↓↓↓
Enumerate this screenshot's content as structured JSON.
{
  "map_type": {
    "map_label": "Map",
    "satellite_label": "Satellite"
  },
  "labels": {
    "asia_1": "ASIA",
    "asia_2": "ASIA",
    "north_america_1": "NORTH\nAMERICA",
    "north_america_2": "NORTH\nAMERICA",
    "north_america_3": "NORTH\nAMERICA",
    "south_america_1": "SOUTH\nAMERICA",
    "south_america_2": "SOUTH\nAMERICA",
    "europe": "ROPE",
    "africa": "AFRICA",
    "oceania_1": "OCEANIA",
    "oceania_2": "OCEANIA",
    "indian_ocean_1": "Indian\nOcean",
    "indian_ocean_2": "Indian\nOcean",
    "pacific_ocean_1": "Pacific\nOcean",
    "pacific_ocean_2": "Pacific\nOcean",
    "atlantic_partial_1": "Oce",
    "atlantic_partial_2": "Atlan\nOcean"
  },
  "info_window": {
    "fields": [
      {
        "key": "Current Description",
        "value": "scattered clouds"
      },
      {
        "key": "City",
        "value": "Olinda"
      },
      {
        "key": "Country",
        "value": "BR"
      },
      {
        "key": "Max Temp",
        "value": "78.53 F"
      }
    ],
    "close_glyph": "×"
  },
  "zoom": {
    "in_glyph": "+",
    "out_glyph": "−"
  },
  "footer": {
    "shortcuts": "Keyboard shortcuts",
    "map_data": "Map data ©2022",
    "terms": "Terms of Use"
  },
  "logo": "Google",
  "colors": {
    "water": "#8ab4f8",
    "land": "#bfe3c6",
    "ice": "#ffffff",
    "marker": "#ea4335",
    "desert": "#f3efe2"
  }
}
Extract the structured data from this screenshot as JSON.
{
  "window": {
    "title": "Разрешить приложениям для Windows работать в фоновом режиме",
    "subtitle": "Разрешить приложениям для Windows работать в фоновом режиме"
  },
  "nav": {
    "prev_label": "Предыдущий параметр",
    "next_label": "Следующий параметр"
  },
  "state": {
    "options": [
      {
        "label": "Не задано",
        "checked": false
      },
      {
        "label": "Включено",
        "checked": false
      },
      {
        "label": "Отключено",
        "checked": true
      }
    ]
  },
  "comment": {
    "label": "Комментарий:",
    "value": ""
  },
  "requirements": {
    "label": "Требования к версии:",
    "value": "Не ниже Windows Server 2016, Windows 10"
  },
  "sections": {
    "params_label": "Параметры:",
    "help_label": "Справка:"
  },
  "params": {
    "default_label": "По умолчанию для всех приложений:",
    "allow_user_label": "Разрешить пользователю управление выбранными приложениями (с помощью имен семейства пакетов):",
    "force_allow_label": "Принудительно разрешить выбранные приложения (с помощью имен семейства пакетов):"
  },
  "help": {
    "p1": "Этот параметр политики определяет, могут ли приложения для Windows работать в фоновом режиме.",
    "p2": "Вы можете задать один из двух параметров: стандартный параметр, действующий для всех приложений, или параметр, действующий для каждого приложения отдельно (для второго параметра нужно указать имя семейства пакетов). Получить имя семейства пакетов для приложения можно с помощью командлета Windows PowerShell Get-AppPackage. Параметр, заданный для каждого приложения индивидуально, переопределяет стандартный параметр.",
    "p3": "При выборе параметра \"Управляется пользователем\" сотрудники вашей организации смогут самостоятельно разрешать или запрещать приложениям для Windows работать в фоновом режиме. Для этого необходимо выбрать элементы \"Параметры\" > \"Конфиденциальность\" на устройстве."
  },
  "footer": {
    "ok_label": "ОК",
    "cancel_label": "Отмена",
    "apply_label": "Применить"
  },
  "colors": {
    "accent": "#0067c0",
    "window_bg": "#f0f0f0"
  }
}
↑↑↑
■ Task to complete ■
Copy each record from above without leaving any out.

■ The result ■
Enumerate this screenshot's content as structured JSON.
{
  "map_type": {
    "map_label": "Map",
    "satellite_label": "Satellite"
  },
  "labels": {
    "asia_1": "ASIA",
    "asia_2": "ASIA",
    "north_america_1": "NORTH\nAMERICA",
    "north_america_2": "NORTH\nAMERICA",
    "north_america_3": "NORTH\nAMERICA",
    "south_america_1": "SOUTH\nAMERICA",
    "south_america_2": "SOUTH\nAMERICA",
    "europe": "ROPE",
    "africa": "AFRICA",
    "oceania_1": "OCEANIA",
    "oceania_2": "OCEANIA",
    "indian_ocean_1": "Indian\nOcean",
    "indian_ocean_2": "Indian\nOcean",
    "pacific_ocean_1": "Pacific\nOcean",
    "pacific_ocean_2": "Pacific\nOcean",
    "atlantic_partial_1": "Oce",
    "atlantic_partial_2": "Atlan\nOcean"
  },
  "info_window": {
    "fields": [
      {
        "key": "Current Description",
        "value": "scattered clouds"
      },
      {
        "key": "City",
        "value": "Olinda"
      },
      {
        "key": "Country",
        "value": "BR"
      },
      {
        "key": "Max Temp",
        "value": "78.53 F"
      }
    ],
    "close_glyph": "×"
  },
  "zoom": {
    "in_glyph": "+",
    "out_glyph": "−"
  },
  "footer": {
    "shortcuts": "Keyboard shortcuts",
    "map_data": "Map data ©2022",
    "terms": "Terms of Use"
  },
  "logo": "Google",
  "colors": {
    "water": "#8ab4f8",
    "land": "#bfe3c6",
    "ice": "#ffffff",
    "marker": "#ea4335",
    "desert": "#f3efe2"
  }
}
Extract the structured data from this screenshot as JSON.
{
  "window": {
    "title": "Разрешить приложениям для Windows работать в фоновом режиме",
    "subtitle": "Разрешить приложениям для Windows работать в фоновом режиме"
  },
  "nav": {
    "prev_label": "Предыдущий параметр",
    "next_label": "Следующий параметр"
  },
  "state": {
    "options": [
      {
        "label": "Не задано",
        "checked": false
      },
      {
        "label": "Включено",
        "checked": false
      },
      {
        "label": "Отключено",
        "checked": true
      }
    ]
  },
  "comment": {
    "label": "Комментарий:",
    "value": ""
  },
  "requirements": {
    "label": "Требования к версии:",
    "value": "Не ниже Windows Server 2016, Windows 10"
  },
  "sections": {
    "params_label": "Параметры:",
    "help_label": "Справка:"
  },
  "params": {
    "default_label": "По умолчанию для всех приложений:",
    "allow_user_label": "Разрешить пользователю управление выбранными приложениями (с помощью имен семейства пакетов):",
    "force_allow_label": "Принудительно разрешить выбранные приложения (с помощью имен семейства пакетов):"
  },
  "help": {
    "p1": "Этот параметр политики определяет, могут ли приложения для Windows работать в фоновом режиме.",
    "p2": "Вы можете задать один из двух параметров: стандартный параметр, действующий для всех приложений, или параметр, действующий для каждого приложения отдельно (для второго параметра нужно указать имя семейства пакетов). Получить имя семейства пакетов для приложения можно с помощью командлета Windows PowerShell Get-AppPackage. Параметр, заданный для каждого приложения индивидуально, переопределяет стандартный параметр.",
    "p3": "При выборе параметра \"Управляется пользователем\" сотрудники вашей организации смогут самостоятельно разрешать или запрещать приложениям для Windows работать в фоновом режиме. Для этого необходимо выбрать элементы \"Параметры\" > \"Конфиденциальность\" на устройстве."
  },
  "footer": {
    "ok_label": "ОК",
    "cancel_label": "Отмена",
    "apply_label": "Применить"
  },
  "colors": {
    "accent": "#0067c0",
    "window_bg": "#f0f0f0"
  }
}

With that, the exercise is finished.